> [GIVEN PROBLEM] Gather each line containing the string "improve" from these entries.

Rows from a dataset:
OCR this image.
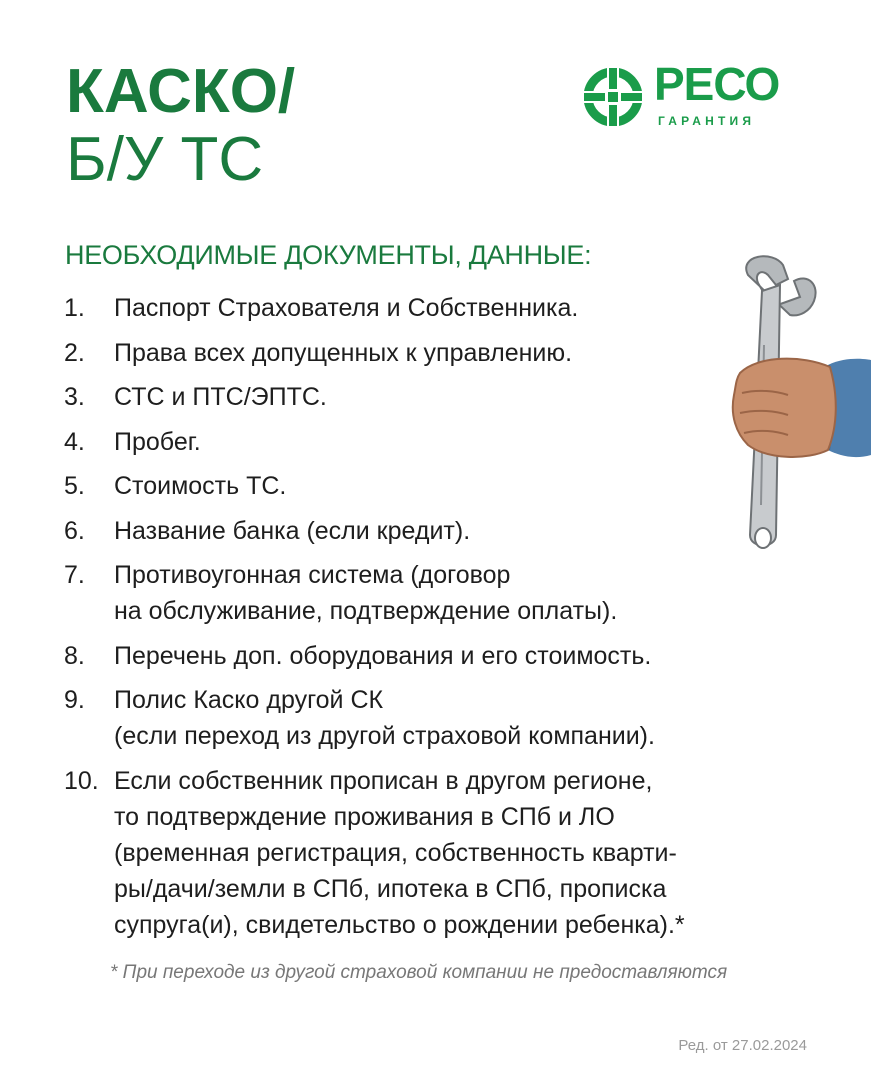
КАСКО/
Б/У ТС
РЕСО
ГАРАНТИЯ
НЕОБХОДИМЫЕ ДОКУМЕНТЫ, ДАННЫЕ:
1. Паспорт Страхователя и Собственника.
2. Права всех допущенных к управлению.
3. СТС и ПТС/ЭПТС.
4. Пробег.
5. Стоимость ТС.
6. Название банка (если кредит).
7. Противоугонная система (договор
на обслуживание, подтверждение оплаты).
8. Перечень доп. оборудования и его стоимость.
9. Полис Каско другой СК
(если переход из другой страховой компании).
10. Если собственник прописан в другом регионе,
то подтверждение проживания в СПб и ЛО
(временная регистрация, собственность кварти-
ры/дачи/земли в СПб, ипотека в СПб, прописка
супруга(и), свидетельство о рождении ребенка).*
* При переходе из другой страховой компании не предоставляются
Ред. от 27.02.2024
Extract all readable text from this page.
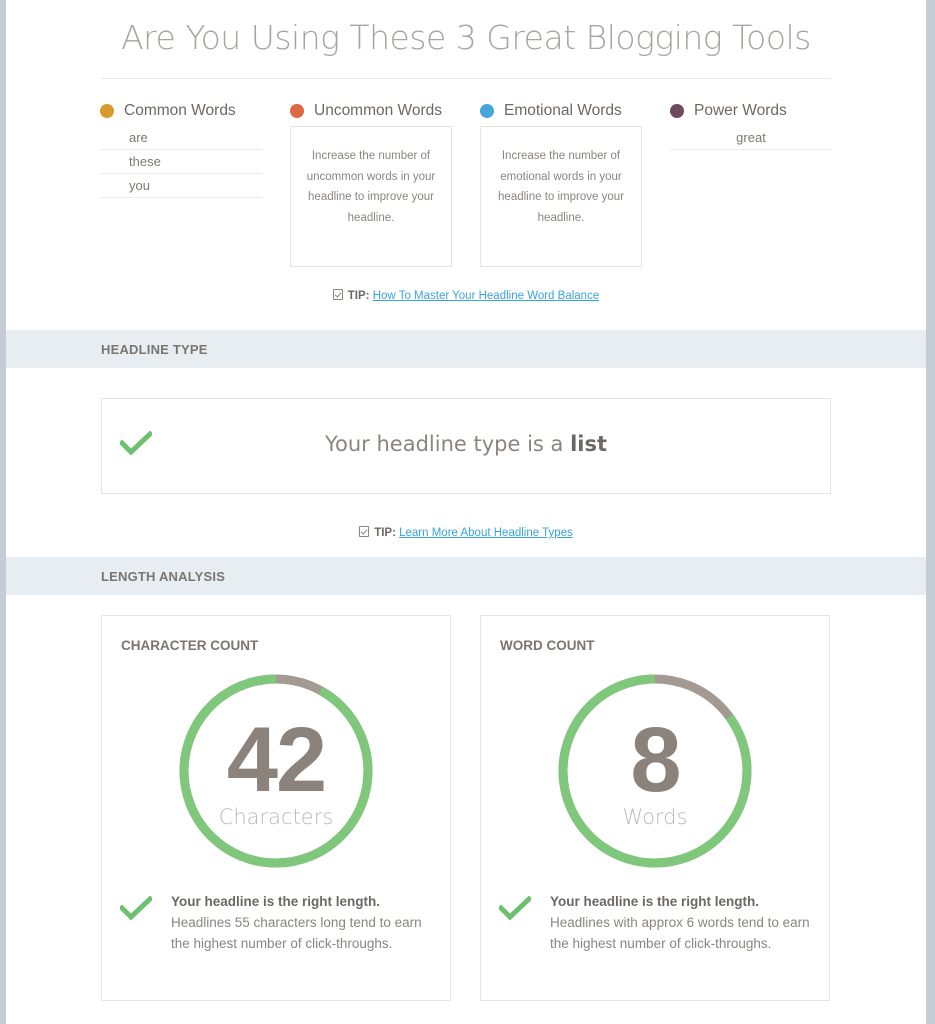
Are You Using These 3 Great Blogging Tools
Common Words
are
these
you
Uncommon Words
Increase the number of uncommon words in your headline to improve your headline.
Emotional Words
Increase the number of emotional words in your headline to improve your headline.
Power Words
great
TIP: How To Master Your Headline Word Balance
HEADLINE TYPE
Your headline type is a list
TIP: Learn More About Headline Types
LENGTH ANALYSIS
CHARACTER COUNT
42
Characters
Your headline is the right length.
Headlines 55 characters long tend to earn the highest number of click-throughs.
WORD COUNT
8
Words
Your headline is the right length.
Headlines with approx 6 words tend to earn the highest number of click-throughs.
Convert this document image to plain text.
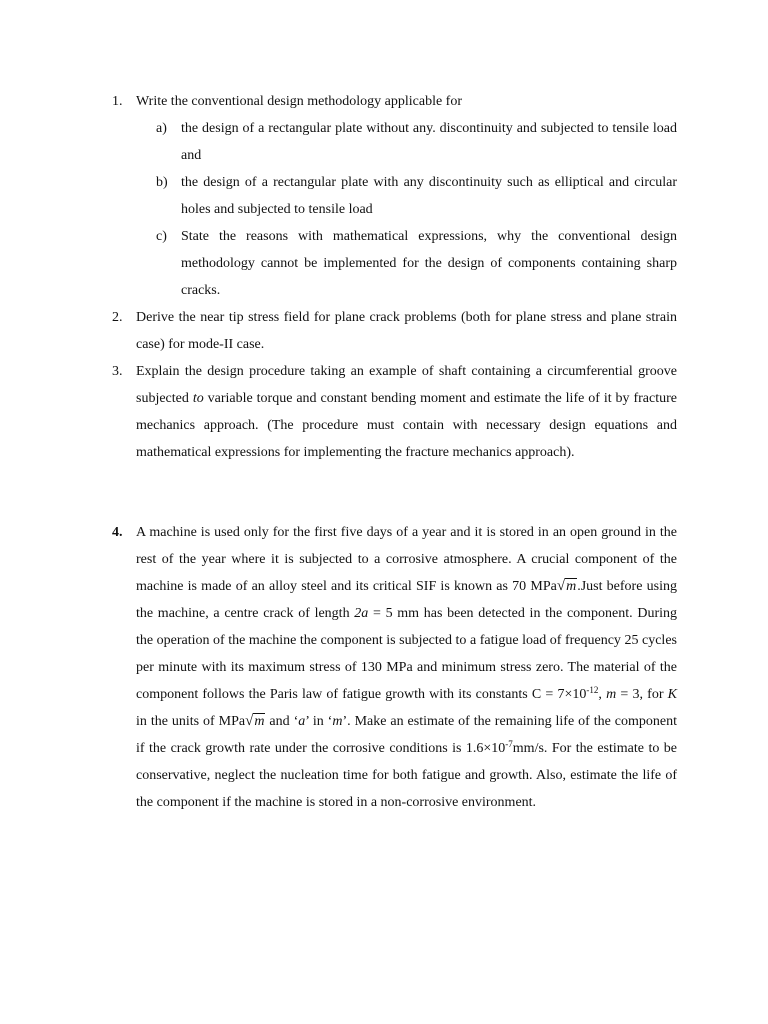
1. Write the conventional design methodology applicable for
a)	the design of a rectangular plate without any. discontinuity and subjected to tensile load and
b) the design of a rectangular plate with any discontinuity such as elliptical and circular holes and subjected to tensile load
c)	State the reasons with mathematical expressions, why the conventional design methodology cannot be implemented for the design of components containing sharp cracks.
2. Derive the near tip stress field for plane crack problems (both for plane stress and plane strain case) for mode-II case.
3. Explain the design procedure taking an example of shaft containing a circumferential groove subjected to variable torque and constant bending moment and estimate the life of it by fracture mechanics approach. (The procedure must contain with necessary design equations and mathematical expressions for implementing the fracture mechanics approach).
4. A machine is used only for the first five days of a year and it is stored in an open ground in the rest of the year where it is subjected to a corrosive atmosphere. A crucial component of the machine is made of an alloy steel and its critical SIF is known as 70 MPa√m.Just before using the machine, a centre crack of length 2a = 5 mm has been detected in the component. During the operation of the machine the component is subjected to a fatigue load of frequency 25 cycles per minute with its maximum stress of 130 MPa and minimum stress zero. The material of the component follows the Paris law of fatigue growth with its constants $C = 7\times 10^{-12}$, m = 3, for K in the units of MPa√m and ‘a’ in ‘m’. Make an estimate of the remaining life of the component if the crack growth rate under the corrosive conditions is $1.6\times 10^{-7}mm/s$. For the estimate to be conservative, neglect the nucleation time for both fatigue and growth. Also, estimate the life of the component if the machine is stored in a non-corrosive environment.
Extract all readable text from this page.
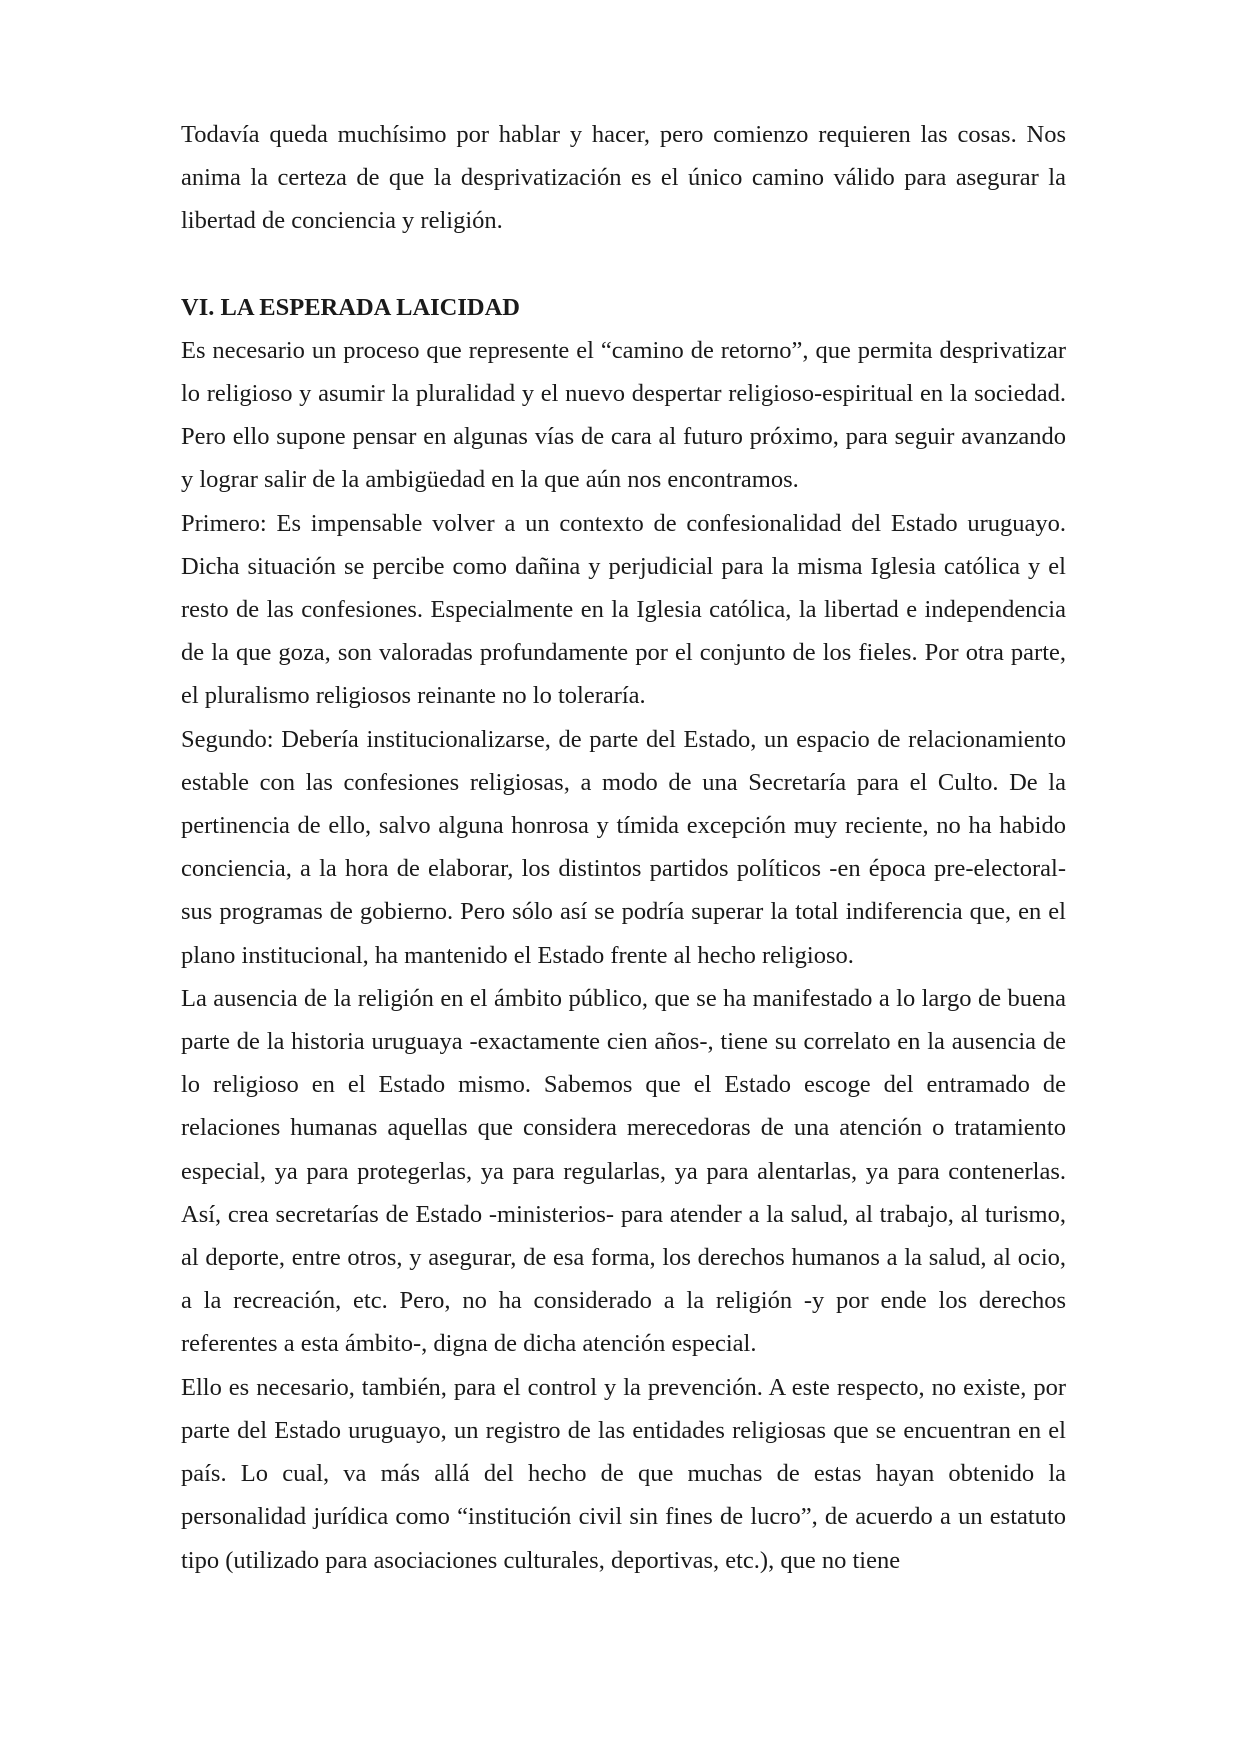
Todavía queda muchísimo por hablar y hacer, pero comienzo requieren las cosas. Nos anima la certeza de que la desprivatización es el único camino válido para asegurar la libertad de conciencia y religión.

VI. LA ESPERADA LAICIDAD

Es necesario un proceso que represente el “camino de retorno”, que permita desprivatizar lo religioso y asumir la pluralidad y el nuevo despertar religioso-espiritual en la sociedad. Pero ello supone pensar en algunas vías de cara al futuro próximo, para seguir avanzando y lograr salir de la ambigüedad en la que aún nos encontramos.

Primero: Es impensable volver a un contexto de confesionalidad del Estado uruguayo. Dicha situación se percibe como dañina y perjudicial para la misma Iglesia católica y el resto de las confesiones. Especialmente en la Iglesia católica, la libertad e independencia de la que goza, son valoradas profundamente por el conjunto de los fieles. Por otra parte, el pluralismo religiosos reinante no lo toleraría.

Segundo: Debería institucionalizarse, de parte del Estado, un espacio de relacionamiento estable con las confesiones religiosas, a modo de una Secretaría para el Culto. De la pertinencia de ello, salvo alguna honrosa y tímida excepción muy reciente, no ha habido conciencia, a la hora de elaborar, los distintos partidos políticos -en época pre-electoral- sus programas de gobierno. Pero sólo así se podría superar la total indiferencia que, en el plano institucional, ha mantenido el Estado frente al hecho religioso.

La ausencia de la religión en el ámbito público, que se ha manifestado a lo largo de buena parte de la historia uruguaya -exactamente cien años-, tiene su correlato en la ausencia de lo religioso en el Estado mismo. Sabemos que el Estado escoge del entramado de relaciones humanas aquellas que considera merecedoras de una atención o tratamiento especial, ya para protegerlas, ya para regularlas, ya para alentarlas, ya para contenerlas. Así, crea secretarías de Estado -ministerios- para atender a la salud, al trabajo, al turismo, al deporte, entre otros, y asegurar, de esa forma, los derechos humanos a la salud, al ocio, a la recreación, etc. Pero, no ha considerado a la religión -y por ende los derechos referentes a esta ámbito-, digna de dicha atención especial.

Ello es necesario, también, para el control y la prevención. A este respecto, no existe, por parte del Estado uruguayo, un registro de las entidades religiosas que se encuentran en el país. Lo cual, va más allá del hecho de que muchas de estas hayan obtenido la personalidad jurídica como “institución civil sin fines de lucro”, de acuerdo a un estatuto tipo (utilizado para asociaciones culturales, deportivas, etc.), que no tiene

> [PROBLEM SOLUTION]
Increase the number of uncommon words in your headline to improve your headline.
Increase the number of emotional words in your headline to improve your headline.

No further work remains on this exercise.